What the task asks -> Copy every line from the material below that holds "performed".

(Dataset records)
- - - - -

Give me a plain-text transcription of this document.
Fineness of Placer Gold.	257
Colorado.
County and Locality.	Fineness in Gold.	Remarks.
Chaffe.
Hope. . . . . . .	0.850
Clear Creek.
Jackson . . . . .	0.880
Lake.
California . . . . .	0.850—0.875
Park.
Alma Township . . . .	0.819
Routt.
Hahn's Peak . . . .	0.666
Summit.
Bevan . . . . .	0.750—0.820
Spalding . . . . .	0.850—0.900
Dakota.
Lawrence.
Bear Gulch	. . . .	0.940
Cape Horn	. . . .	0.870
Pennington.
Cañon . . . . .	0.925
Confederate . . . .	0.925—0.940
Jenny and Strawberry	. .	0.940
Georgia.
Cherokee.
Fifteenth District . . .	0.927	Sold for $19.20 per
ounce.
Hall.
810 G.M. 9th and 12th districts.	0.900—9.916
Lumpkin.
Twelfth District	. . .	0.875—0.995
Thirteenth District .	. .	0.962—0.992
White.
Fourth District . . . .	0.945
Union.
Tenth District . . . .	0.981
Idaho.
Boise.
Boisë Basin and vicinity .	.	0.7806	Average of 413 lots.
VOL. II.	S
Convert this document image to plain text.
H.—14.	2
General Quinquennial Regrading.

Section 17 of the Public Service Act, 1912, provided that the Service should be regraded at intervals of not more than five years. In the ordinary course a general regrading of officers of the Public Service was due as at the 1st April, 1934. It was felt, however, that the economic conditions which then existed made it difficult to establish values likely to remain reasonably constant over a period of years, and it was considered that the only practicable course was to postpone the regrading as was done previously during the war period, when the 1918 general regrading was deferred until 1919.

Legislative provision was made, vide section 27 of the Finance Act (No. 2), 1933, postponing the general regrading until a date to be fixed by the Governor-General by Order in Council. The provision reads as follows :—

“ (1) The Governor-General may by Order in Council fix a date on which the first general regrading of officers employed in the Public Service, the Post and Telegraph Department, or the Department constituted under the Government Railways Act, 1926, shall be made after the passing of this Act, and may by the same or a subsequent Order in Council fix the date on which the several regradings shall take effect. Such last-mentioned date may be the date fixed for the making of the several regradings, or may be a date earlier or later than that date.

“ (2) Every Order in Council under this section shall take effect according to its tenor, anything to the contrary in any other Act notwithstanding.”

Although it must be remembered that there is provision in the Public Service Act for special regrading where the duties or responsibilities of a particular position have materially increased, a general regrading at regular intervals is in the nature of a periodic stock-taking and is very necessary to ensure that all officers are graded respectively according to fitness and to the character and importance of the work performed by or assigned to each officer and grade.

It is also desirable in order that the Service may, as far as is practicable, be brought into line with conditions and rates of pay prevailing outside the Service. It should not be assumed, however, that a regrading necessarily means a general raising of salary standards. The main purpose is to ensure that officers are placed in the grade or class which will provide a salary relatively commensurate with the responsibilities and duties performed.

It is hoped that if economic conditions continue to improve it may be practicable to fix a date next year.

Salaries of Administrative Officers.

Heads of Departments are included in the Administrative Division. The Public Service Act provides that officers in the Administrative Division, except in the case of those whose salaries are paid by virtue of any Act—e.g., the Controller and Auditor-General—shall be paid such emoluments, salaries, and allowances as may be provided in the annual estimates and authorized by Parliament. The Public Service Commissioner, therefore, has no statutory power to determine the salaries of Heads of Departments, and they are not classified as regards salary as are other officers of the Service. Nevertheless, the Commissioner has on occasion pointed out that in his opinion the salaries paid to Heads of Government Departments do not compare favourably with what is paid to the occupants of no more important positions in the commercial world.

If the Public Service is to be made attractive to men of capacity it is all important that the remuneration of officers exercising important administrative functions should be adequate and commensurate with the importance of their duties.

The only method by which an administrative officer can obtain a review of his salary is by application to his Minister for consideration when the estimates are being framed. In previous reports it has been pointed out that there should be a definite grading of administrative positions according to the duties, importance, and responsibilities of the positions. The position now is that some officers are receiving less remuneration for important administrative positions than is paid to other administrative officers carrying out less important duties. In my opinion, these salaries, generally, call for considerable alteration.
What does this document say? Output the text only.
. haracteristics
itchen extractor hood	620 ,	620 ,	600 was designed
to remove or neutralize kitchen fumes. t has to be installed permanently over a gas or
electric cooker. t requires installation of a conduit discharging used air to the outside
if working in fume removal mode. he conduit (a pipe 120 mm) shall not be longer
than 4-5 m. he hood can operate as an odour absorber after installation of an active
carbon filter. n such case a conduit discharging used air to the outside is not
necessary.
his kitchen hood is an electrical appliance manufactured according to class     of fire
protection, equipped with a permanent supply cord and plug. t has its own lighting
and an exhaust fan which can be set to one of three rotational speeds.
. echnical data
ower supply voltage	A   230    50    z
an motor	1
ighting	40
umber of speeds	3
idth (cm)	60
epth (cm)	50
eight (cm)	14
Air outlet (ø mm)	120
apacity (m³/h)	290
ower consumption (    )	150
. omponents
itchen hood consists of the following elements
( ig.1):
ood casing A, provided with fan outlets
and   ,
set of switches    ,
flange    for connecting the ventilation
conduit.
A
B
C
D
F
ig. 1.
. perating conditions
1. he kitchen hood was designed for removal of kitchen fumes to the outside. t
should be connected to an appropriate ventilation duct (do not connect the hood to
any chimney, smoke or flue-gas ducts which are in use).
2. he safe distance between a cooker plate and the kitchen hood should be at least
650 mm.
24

- - - - -

Solution for this exercise ->
Although it must be remembered that there is provision in the Public Service Act for special regrading where the duties or responsibilities of a particular position have materially increased, a general regrading at regular intervals is in the nature of a periodic stock-taking and is very necessary to ensure that all officers are graded respectively according to fitness and to the character and importance of the work performed by or assigned to each officer and grade.
It is also desirable in order that the Service may, as far as is practicable, be brought into line with conditions and rates of pay prevailing outside the Service. It should not be assumed, however, that a regrading necessarily means a general raising of salary standards. The main purpose is to ensure that officers are placed in the grade or class which will provide a salary relatively commensurate with the responsibilities and duties performed.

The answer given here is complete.